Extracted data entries
★ ★ ★ ★ ★ ★ ★

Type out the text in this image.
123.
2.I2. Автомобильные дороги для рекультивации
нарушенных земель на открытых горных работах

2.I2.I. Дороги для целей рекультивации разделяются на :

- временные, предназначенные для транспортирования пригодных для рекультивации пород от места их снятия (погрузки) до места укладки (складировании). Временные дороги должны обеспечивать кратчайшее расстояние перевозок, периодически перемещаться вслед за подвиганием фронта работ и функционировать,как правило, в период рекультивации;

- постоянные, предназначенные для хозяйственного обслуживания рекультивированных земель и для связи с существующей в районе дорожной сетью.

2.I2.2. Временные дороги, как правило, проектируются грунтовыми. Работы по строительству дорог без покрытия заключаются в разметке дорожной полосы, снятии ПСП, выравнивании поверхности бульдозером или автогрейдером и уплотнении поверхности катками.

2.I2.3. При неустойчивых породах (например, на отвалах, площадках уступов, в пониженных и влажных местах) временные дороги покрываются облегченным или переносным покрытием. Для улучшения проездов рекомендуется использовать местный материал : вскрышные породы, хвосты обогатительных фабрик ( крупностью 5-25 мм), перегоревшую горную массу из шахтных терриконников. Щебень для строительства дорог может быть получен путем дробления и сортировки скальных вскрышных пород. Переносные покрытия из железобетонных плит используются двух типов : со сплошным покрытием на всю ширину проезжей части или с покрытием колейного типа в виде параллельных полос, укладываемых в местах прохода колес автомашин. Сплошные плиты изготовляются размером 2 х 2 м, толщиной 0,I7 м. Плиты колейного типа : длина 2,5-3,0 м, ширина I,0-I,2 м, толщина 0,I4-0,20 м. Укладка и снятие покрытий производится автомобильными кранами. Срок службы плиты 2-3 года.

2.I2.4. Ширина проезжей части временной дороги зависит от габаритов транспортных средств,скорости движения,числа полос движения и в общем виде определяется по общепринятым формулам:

★ ★ ★ ★ ★ ★ ★

Exercise goal: Repeat all the records. Match each line exactly.

Answer to the exercise:
Type out the text in this image.
123.
2.I2. Автомобильные дороги для рекультивации
нарушенных земель на открытых горных работах

2.I2.I. Дороги для целей рекультивации разделяются на :

- временные, предназначенные для транспортирования пригодных для рекультивации пород от места их снятия (погрузки) до места укладки (складировании). Временные дороги должны обеспечивать кратчайшее расстояние перевозок, периодически перемещаться вслед за подвиганием фронта работ и функционировать,как правило, в период рекультивации;

- постоянные, предназначенные для хозяйственного обслуживания рекультивированных земель и для связи с существующей в районе дорожной сетью.

2.I2.2. Временные дороги, как правило, проектируются грунтовыми. Работы по строительству дорог без покрытия заключаются в разметке дорожной полосы, снятии ПСП, выравнивании поверхности бульдозером или автогрейдером и уплотнении поверхности катками.

2.I2.3. При неустойчивых породах (например, на отвалах, площадках уступов, в пониженных и влажных местах) временные дороги покрываются облегченным или переносным покрытием. Для улучшения проездов рекомендуется использовать местный материал : вскрышные породы, хвосты обогатительных фабрик ( крупностью 5-25 мм), перегоревшую горную массу из шахтных терриконников. Щебень для строительства дорог может быть получен путем дробления и сортировки скальных вскрышных пород. Переносные покрытия из железобетонных плит используются двух типов : со сплошным покрытием на всю ширину проезжей части или с покрытием колейного типа в виде параллельных полос, укладываемых в местах прохода колес автомашин. Сплошные плиты изготовляются размером 2 х 2 м, толщиной 0,I7 м. Плиты колейного типа : длина 2,5-3,0 м, ширина I,0-I,2 м, толщина 0,I4-0,20 м. Укладка и снятие покрытий производится автомобильными кранами. Срок службы плиты 2-3 года.

2.I2.4. Ширина проезжей части временной дороги зависит от габаритов транспортных средств,скорости движения,числа полос движения и в общем виде определяется по общепринятым формулам:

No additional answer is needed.